TRY IT: Tally the lines of the entries in which the string "Gerstengraspulver" occurs, and say only how many.
### SOURCE MATERIAL ###
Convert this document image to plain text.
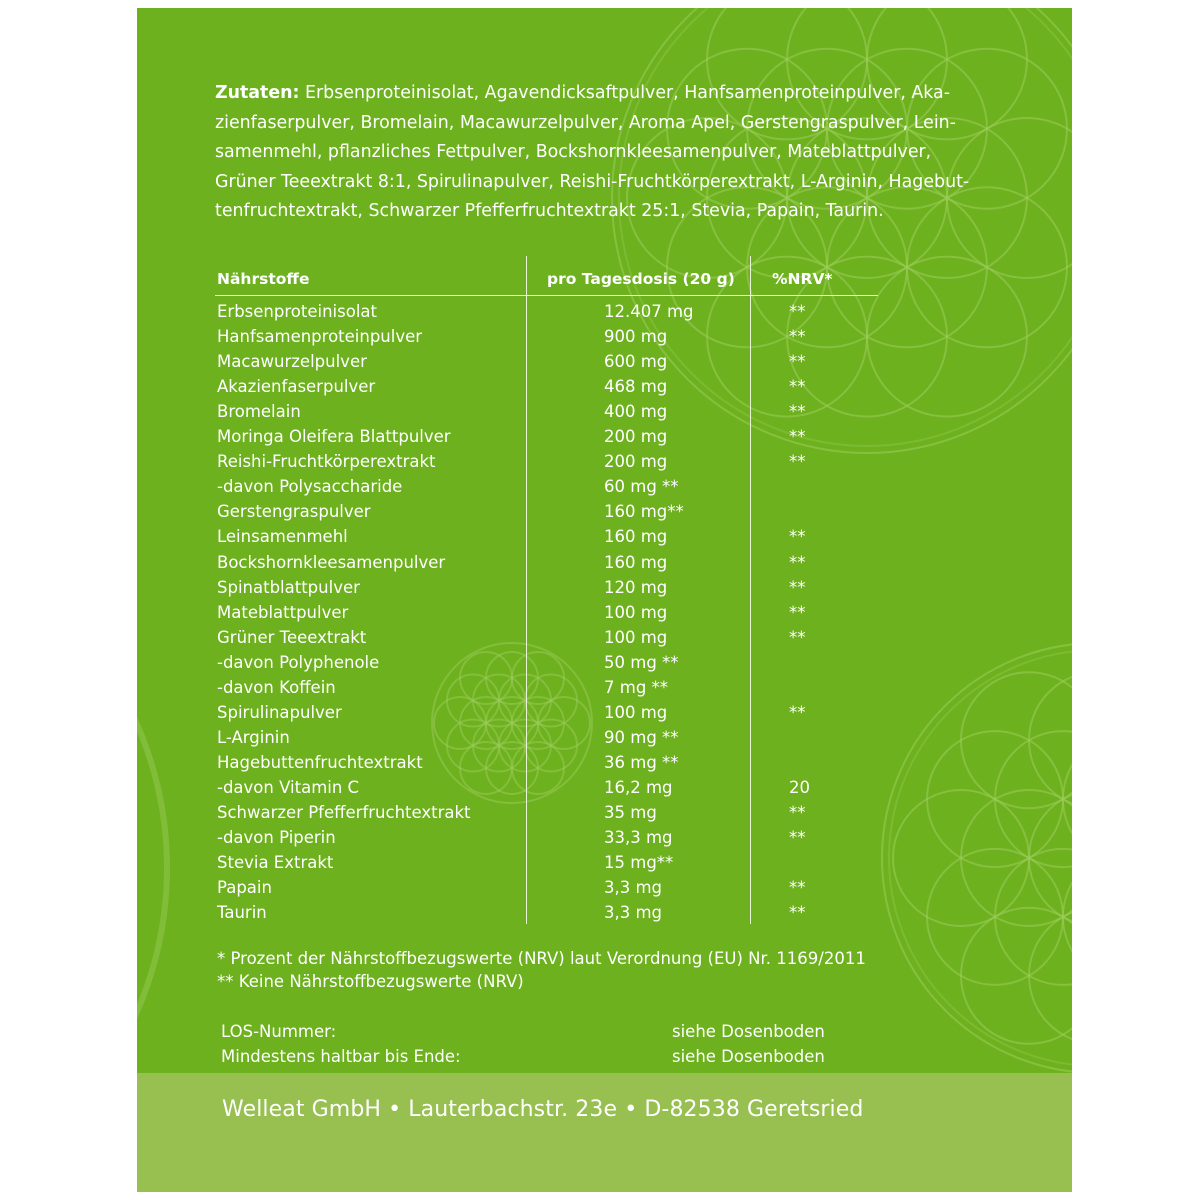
Zutaten: Erbsenproteinisolat, Agavendicksaftpulver, Hanfsamenproteinpulver, Aka-
zienfaserpulver, Bromelain, Macawurzelpulver, Aroma Apel, Gerstengraspulver, Lein-
samenmehl, pflanzliches Fettpulver, Bockshornkleesamenpulver, Mateblattpulver,
Grüner Teeextrakt 8:1, Spirulinapulver, Reishi-Fruchtkörperextrakt, L-Arginin, Hagebut-
tenfruchtextrakt, Schwarzer Pfefferfruchtextrakt 25:1, Stevia, Papain, Taurin.
Nährstoffe	pro Tagesdosis (20 g) %NRV*
Erbsenproteinisolat	12.407 mg	**
Hanfsamenproteinpulver	900 mg	**
Macawurzelpulver	600 mg	**
Akazienfaserpulver	468 mg	**
Bromelain	400 mg	**
Moringa Oleifera Blattpulver	200 mg	**
Reishi-Fruchtkörperextrakt	200 mg	**
-davon Polysaccharide	60 mg **
Gerstengraspulver	160 mg**
Leinsamenmehl	160 mg	**
Bockshornkleesamenpulver	160 mg	**
Spinatblattpulver	120 mg	**
Mateblattpulver	100 mg	**
Grüner Teeextrakt	100 mg	**
-davon Polyphenole	50 mg **
-davon Koffein	7 mg **
Spirulinapulver	100 mg	**
L-Arginin	90 mg **
Hagebuttenfruchtextrakt	36 mg **
-davon Vitamin C	16,2 mg	20
Schwarzer Pfefferfruchtextrakt	35 mg	**
-davon Piperin	33,3 mg	**
Stevia Extrakt	15 mg**
Papain	3,3 mg	**
Taurin	3,3 mg	**
* Prozent der Nährstoffbezugswerte (NRV) laut Verordnung (EU) Nr. 1169/2011
** Keine Nährstoffbezugswerte (NRV)
LOS-Nummer:	siehe Dosenboden
Mindestens haltbar bis Ende:	siehe Dosenboden
Welleat GmbH • Lauterbachstr. 23e • D-82538 Geretsried
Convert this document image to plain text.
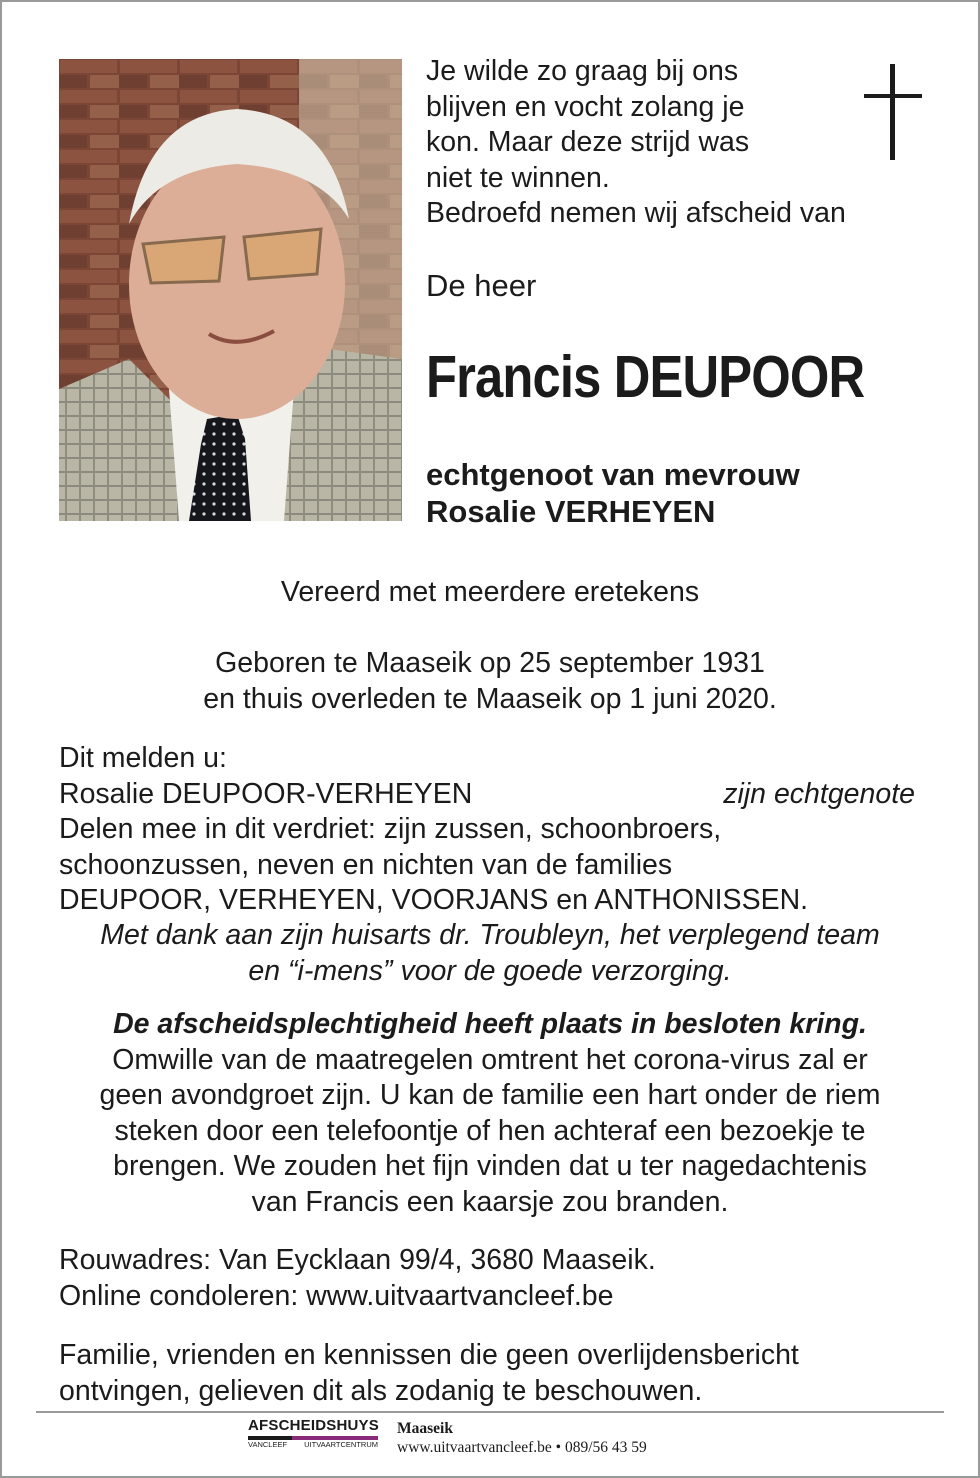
Je wilde zo graag bij ons
blijven en vocht zolang je
kon. Maar deze strijd was
niet te winnen.
Bedroefd nemen wij afscheid van
De heer
Francis DEUPOOR
echtgenoot van mevrouw
Rosalie VERHEYEN
Vereerd met meerdere eretekens
Geboren te Maaseik op 25 september 1931
en thuis overleden te Maaseik op 1 juni 2020.
Dit melden u:
Rosalie DEUPOOR-VERHEYEN	zijn echtgenote
Delen mee in dit verdriet: zijn zussen, schoonbroers,
schoonzussen, neven en nichten van de families
DEUPOOR, VERHEYEN, VOORJANS en ANTHONISSEN.
Met dank aan zijn huisarts dr. Troubleyn, het verplegend team
en “i-mens” voor de goede verzorging.
De afscheidsplechtigheid heeft plaats in besloten kring.
Omwille van de maatregelen omtrent het corona-virus zal er
geen avondgroet zijn. U kan de familie een hart onder de riem
steken door een telefoontje of hen achteraf een bezoekje te
brengen. We zouden het fijn vinden dat u ter nagedachtenis
van Francis een kaarsje zou branden.
Rouwadres: Van Eycklaan 99/4, 3680 Maaseik.
Online condoleren: www.uitvaartvancleef.be
Familie, vrienden en kennissen die geen overlijdensbericht
ontvingen, gelieven dit als zodanig te beschouwen.
AFSCHEIDSHUYS
VANCLEEF UITVAARTCENTRUM
Maaseik
www.uitvaartvancleef.be • 089/56 43 59
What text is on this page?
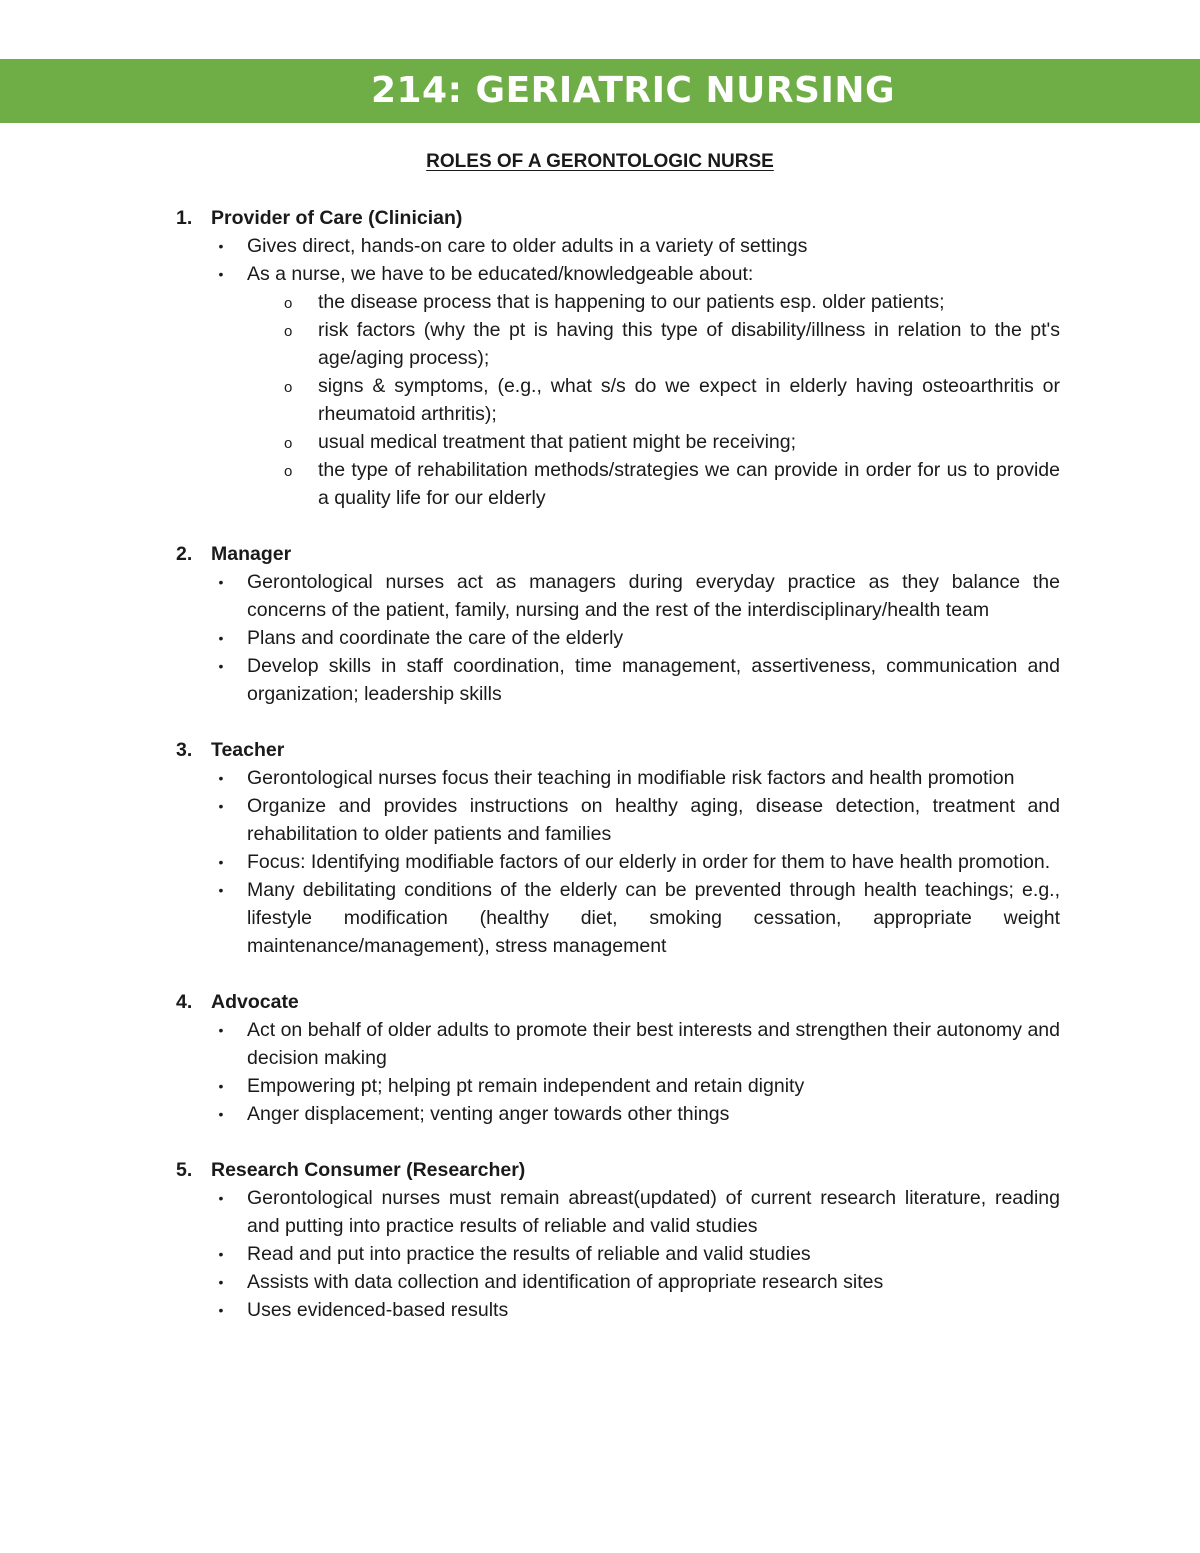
214: GERIATRIC NURSING
ROLES OF A GERONTOLOGIC NURSE
1. Provider of Care (Clinician)
• Gives direct, hands-on care to older adults in a variety of settings
• As a nurse, we have to be educated/knowledgeable about:
o the disease process that is happening to our patients esp. older patients;
o risk factors (why the pt is having this type of disability/illness in relation to the pt's age/aging process);
o signs & symptoms, (e.g., what s/s do we expect in elderly having osteoarthritis or rheumatoid arthritis);
o usual medical treatment that patient might be receiving;
o the type of rehabilitation methods/strategies we can provide in order for us to provide a quality life for our elderly
2. Manager
• Gerontological nurses act as managers during everyday practice as they balance the concerns of the patient, family, nursing and the rest of the interdisciplinary/health team
• Plans and coordinate the care of the elderly
• Develop skills in staff coordination, time management, assertiveness, communication and organization; leadership skills
3. Teacher
• Gerontological nurses focus their teaching in modifiable risk factors and health promotion
• Organize and provides instructions on healthy aging, disease detection, treatment and rehabilitation to older patients and families
• Focus: Identifying modifiable factors of our elderly in order for them to have health promotion.
• Many debilitating conditions of the elderly can be prevented through health teachings; e.g., lifestyle modification (healthy diet, smoking cessation, appropriate weight maintenance/management), stress management
4. Advocate
• Act on behalf of older adults to promote their best interests and strengthen their autonomy and decision making
• Empowering pt; helping pt remain independent and retain dignity
• Anger displacement; venting anger towards other things
5. Research Consumer (Researcher)
• Gerontological nurses must remain abreast(updated) of current research literature, reading and putting into practice results of reliable and valid studies
• Read and put into practice the results of reliable and valid studies
• Assists with data collection and identification of appropriate research sites
• Uses evidenced-based results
###
SOLUTION: 2